## Required work
Answer with a single number: the count of lines that hold "Наше".

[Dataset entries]
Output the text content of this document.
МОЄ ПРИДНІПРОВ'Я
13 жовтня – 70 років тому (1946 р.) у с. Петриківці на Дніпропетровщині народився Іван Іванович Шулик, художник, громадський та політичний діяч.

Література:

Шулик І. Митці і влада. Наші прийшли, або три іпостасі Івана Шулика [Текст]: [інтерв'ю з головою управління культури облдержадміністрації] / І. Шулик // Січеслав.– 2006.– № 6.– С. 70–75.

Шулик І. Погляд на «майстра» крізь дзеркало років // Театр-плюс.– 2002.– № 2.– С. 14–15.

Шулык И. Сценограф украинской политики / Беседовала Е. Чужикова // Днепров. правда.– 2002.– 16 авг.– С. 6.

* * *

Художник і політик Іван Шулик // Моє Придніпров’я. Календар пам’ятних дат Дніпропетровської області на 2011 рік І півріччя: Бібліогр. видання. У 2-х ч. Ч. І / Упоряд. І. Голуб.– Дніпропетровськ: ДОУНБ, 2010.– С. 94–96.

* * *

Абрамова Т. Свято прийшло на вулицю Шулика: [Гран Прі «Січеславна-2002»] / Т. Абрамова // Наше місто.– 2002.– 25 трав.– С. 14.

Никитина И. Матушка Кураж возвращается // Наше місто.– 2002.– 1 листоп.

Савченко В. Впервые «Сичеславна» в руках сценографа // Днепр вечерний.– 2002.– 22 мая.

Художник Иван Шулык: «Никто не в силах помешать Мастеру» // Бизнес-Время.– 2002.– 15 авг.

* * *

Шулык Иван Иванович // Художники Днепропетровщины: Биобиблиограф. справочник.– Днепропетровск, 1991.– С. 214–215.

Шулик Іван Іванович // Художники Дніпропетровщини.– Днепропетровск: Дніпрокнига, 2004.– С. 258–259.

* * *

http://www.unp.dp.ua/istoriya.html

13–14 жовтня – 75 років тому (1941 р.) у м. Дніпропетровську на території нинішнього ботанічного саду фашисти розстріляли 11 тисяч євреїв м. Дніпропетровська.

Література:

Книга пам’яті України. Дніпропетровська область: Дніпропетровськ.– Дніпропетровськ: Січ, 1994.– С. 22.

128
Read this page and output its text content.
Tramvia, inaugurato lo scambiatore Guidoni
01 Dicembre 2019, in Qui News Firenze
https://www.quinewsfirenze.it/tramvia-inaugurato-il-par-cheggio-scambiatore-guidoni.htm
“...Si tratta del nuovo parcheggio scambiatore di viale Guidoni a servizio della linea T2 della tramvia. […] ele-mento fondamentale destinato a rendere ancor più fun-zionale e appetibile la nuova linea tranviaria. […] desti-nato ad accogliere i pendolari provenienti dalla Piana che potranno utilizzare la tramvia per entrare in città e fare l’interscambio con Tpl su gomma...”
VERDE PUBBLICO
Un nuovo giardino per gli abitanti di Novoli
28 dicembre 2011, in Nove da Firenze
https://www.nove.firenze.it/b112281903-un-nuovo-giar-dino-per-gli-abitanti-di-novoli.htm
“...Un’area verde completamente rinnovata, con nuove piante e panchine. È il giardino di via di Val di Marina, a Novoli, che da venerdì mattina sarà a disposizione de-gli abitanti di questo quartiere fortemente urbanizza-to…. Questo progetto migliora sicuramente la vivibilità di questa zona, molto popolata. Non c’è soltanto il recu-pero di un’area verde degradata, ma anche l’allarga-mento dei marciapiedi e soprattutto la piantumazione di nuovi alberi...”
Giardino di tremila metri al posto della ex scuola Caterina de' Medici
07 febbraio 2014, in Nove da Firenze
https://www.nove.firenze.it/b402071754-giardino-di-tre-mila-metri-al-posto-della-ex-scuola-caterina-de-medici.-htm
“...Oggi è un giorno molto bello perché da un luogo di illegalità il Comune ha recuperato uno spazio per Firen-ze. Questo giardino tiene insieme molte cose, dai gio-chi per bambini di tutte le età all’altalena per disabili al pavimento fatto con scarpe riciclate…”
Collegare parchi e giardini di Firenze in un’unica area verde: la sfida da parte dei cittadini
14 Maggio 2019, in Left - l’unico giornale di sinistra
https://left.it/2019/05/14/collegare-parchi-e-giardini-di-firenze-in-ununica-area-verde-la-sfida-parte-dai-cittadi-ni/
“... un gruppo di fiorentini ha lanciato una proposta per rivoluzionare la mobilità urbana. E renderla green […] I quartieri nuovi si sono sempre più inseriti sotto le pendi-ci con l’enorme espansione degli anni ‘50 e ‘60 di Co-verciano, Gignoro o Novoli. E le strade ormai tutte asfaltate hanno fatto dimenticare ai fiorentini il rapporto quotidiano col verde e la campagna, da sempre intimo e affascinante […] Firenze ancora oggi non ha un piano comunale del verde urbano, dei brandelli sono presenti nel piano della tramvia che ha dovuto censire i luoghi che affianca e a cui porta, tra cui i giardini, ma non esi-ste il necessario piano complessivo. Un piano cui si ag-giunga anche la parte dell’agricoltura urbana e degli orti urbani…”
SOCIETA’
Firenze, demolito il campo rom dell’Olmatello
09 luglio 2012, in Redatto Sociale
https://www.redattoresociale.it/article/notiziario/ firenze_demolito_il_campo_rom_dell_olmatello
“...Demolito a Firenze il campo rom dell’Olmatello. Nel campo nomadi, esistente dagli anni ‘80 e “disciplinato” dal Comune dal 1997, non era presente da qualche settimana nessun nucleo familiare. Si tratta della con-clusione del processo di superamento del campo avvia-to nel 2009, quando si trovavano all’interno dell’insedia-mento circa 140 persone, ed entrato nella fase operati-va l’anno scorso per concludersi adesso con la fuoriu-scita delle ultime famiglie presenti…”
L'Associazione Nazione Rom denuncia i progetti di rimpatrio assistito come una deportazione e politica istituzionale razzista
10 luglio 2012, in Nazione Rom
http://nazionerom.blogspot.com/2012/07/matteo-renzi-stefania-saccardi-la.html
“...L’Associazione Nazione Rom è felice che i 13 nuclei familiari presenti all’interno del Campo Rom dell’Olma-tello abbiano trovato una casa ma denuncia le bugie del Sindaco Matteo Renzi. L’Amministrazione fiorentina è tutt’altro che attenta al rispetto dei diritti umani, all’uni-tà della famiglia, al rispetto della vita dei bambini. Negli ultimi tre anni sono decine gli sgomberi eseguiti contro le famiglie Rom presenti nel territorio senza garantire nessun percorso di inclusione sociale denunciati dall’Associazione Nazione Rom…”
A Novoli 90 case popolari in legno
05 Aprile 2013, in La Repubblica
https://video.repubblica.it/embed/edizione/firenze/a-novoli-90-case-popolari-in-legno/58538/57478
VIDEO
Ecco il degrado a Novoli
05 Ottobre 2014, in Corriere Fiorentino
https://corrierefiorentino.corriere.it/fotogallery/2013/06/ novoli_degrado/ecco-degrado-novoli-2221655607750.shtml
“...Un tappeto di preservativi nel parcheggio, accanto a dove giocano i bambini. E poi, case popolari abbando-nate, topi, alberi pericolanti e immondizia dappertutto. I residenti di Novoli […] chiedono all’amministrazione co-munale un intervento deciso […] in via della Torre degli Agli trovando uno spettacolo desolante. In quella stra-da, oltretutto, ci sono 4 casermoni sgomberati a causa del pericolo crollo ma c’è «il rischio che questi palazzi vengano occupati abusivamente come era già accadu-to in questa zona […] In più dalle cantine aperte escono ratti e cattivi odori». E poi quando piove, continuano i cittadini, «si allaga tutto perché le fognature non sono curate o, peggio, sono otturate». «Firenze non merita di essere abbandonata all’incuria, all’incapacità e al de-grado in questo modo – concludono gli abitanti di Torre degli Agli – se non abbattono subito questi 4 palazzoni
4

## Response for this exercise
2